TVAS = transfer value analysis software. Zurich will not provide this. It is software that is paid for and used by IFAs to compare plans. With personal pensions you dont technically need to do one but you can compare illustrations. The only benefit of using TVAS on personal pensions is that you can compare on the same dates.I am an Independent Financial Adviser (IFA). The comments I make are just my opinion and are for discussion purposes only. They are not financial advice and you should not treat them as such. If you feel an area discussed may be relevant to you, then please seek advice from an Independent Financial Adviser local to you.0 -
The old Allied Crowbar contracts featured an arrangement whereby you have to pay charges on contributions up till the maturity of the contract, even if you leave. That's what the transfer penalty is - the charges you would have paid if you stayed.
You've already stopped the rot by switching new money elsewhere, how far are you off from the time you can take benefits from the Crowbar pension without penalty? If you transfer and reinvest, how long will it take you to recover the penalty?Trying to keep it simple...0 -
Thanks DunstonH & EdInvestor for your replies - much appreciated. I'm 43 at the moment and chose way back in 1991 a retirement age of 55 with the PPP. So 12 years if I leave it where it is. I stopped contributions to this plan in 2005.
DunstonH, wasnt sure what you meant by "going into a SIPP you are not only facing a transfer charge but also higher annual management charges". Are you saying that any SIPP is more expensive fee wise and management wise than insurance companies? I know there would be initial fees for purchase of certain securities, bonds etc within a SIPP but I thought this setup was to save on longer term management costs? You mention “The most common reason for transfers is lower cost. Modern contracts are usually much cheaper than legacy contracts. Not always the case (about 80% of the time its cheaper roughly).” So I’m a bit confused. I also see you also mention that “My experience of AD pensions is that they are either very expensive or damned cheap depending on what version you have”. How can I tell where mine falls?
EdInvestor, your comment about the "transfer penalty is - the charges you would have paid if you stayed" is exactly what their Customer Options Team described to me how this worked but I'm pretty sure this was not described at the outset of the when I signed up for this. I had a quick look at my original contract last night and yes it gives transfer exit values within the first 5 years of operation but it looked like from amounts I was paying in, the exit values diminished entirely in years 4 or 5. Nothing was explained what happened beyond this and I can’t recollect seeing this in the original contract but I’ll recheck these tonight. The calculations at the time were based on a return of 10.5% pa. From the outset it appears as though there were heavy up front costs in the first 3 years at least, ongoing management fees, and this exit fee to cap it all (oh and charges on indexation charges). I’ve also been advised by Zurich in the last couple of years that after 17 years of being contracted out of SERPS perhaps it isn’t now in my best interest to continue this way!! Suits you sir and to me scandalous hence the reason the pensions area is a bit emotive with me.

○ ○ ○ ○ ○ ○ ○

## What this exercise asks
[1] Can you print the part of the pension transfer discussion starting with "You've already stopped" and going on through "plan in 2005.", word for word?
[2] Can you carry on the pension transfer discussion from the point where it stops?

○ ○ ○ ○ ○ ○ ○

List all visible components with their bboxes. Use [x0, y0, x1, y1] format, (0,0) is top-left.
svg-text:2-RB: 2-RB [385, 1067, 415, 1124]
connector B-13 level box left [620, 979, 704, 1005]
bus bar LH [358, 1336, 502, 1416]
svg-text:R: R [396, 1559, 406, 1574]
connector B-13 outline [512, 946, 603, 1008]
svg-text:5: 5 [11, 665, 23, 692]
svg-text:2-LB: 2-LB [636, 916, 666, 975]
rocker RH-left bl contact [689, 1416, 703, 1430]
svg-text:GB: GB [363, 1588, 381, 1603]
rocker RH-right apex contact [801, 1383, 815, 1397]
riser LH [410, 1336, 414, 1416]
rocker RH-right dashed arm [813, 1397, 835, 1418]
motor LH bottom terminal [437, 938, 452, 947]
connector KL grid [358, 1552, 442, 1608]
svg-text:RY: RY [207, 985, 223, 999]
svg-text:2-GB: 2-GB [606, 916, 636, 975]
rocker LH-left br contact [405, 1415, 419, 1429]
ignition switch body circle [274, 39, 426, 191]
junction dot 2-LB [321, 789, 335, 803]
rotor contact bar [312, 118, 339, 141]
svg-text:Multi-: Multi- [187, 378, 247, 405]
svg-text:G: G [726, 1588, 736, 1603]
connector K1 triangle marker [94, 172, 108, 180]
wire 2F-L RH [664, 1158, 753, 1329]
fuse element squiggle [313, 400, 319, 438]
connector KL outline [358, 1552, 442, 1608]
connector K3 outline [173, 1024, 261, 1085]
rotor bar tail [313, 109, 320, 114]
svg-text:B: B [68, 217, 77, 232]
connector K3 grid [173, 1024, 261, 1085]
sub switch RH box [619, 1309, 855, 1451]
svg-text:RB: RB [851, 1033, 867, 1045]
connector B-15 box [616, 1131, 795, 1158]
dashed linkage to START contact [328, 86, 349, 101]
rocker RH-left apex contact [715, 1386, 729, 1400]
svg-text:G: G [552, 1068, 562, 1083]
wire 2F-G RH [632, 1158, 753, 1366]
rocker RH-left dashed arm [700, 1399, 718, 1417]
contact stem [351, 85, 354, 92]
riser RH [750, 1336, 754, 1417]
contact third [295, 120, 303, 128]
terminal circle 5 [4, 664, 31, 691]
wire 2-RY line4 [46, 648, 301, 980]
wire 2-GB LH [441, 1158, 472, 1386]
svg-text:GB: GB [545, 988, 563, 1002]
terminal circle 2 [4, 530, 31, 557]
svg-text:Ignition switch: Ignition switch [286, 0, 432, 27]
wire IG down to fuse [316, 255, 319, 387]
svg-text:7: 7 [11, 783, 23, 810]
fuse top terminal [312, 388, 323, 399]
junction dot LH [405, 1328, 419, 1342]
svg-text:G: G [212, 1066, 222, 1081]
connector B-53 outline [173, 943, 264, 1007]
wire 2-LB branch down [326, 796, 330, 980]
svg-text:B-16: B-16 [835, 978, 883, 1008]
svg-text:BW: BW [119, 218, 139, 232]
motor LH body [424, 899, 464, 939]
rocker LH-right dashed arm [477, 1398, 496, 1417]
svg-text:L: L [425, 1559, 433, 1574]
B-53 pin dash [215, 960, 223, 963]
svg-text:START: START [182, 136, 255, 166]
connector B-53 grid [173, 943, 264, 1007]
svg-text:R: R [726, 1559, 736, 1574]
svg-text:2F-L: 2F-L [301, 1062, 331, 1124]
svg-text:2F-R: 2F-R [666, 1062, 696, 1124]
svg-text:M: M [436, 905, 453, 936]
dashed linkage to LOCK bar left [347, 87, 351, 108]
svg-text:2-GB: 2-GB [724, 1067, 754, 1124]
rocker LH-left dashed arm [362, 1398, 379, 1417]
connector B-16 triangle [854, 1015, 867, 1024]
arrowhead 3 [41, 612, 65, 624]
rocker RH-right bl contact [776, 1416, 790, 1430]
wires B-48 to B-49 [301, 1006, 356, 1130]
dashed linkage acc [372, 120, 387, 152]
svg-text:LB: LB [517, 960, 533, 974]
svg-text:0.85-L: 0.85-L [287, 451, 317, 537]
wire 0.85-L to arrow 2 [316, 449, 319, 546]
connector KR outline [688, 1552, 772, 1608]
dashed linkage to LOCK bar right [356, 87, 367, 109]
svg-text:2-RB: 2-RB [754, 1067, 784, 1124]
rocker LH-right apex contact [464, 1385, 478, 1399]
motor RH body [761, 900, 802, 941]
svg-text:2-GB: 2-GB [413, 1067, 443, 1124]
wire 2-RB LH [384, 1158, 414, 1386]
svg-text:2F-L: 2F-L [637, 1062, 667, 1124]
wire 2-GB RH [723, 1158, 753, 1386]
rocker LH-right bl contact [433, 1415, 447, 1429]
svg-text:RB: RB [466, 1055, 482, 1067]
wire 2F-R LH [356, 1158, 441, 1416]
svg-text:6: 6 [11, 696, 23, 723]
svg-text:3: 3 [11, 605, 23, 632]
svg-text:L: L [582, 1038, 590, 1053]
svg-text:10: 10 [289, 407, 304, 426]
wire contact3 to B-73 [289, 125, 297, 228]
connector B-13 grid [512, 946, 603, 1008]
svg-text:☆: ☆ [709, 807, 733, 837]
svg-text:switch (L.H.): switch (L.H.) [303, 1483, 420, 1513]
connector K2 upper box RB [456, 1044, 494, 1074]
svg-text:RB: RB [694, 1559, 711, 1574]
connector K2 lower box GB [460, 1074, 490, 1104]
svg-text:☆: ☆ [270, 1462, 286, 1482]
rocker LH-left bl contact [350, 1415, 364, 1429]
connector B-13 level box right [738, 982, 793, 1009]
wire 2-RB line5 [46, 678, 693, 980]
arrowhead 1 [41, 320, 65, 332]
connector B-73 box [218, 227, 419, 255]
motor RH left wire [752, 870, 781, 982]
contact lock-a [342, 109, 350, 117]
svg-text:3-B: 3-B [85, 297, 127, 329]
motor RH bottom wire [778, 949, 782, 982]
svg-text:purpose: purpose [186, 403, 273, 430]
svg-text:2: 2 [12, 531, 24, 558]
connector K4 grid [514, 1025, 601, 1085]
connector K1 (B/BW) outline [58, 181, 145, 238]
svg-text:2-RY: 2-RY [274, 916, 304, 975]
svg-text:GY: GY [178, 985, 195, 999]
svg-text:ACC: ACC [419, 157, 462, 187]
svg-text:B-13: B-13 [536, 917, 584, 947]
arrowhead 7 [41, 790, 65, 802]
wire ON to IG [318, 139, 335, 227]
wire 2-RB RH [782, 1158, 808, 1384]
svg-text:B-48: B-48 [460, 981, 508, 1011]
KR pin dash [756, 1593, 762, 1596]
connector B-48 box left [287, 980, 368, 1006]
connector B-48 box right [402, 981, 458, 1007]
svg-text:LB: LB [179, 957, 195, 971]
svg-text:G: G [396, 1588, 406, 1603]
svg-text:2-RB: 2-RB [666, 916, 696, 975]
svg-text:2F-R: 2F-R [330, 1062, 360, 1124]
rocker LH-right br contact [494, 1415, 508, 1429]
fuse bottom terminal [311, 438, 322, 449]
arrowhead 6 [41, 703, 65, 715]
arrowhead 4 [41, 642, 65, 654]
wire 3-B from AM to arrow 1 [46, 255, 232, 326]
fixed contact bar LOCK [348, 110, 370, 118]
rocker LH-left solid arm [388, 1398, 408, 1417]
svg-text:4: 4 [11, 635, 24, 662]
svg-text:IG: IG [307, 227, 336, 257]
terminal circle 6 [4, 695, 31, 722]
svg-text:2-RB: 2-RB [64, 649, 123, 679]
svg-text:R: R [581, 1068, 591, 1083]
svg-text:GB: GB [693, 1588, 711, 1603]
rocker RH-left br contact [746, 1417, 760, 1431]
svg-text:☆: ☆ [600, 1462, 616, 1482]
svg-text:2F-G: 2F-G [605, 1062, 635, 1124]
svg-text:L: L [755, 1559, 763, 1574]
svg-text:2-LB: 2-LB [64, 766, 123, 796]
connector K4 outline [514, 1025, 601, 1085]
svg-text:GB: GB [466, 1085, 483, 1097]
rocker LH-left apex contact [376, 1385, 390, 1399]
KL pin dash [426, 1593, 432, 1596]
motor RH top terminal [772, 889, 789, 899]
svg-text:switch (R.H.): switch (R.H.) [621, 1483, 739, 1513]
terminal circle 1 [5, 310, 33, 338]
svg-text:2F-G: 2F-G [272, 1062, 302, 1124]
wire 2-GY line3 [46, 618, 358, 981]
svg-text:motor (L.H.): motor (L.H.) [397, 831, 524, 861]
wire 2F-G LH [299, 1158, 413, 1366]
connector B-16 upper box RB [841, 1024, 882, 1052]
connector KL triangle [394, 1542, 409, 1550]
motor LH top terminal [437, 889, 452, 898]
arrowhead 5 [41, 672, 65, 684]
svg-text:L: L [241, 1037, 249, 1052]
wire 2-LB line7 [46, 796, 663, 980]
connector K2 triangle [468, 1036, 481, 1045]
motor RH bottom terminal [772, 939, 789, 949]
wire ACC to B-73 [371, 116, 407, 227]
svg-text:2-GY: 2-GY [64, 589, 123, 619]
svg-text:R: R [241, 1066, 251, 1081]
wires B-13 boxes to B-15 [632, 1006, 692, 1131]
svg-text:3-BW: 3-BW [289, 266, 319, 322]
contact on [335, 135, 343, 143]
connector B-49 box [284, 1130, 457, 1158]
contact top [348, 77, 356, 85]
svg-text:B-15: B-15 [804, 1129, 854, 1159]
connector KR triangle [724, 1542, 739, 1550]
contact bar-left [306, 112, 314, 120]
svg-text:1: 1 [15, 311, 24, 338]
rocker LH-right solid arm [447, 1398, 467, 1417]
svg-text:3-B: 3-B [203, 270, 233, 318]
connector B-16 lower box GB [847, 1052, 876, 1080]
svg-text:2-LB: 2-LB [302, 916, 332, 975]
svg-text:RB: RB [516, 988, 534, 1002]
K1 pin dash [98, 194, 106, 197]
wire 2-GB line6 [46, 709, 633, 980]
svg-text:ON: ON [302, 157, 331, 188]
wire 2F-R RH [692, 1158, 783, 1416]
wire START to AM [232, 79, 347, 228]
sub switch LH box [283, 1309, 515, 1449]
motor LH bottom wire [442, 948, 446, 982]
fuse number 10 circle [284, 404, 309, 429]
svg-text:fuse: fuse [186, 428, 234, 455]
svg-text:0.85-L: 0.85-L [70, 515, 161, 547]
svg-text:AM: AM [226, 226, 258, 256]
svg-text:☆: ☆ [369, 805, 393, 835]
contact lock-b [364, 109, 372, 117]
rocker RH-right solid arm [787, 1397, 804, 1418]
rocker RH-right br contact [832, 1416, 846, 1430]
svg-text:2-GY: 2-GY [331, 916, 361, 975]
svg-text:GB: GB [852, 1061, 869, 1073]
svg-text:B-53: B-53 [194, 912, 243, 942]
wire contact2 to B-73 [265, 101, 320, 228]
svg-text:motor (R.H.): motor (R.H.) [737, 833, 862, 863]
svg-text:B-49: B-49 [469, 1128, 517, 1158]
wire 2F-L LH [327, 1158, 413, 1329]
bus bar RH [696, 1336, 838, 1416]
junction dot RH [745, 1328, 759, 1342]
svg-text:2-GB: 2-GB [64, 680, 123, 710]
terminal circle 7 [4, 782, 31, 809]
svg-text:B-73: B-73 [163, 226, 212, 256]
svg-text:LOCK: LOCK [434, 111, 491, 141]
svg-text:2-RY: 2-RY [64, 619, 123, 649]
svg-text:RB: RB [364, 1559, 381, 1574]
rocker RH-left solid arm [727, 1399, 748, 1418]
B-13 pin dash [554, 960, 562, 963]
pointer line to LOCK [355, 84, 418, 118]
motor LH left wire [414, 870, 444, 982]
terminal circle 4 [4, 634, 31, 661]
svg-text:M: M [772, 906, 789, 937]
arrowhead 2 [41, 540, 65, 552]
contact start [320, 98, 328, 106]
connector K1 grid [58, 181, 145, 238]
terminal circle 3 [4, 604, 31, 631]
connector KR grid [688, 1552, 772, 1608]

○ ○ ○ ○ ○ ○ ○

## Your written answers
[1]
You've already stopped the rot by switching new money elsewhere, how far are you off from the time you can take benefits from the Crowbar pension without penalty? If you transfer and reinvest, how long will it take you to recover the penalty?Trying to keep it simple...0 -
Thanks DunstonH & EdInvestor for your replies - much appreciated. I'm 43 at the moment and chose way back in 1991 a retirement age of 55 with the PPP. So 12 years if I leave it where it is. I stopped contributions to this plan in 2005.

[2]
My main point about all this is what is different to the type of exit charging going on here than the types of charging now being pursued with the likes of mortgage exit charges, bank charging etc. They’re all punitive.
Do either of you 'think' that Zurich is better placed than any other insurance company? Should I just leave it and hope legislation changes further before I retire? Sorry know you cant really answer this.
You may think I'm complaining about charging generally and to make it clear I'm not. I don't have a problem paying ongoing management charges however exorbitant they might be for mediocre performance (probably being unfair but can anyone tell me if Zurich is any better than any other provider?? Is there a league table??). At least I know where I stand with these. I do, however, have issues with transfer penalties.
So am I making a mountain out of a molehill? Should I just accept the charge and move on (is there anything to convince me to stay?), going to the FOS sounds like a non-starter or do I accept the charge and go for a small claims (severe for the amount involved or is it a principle?)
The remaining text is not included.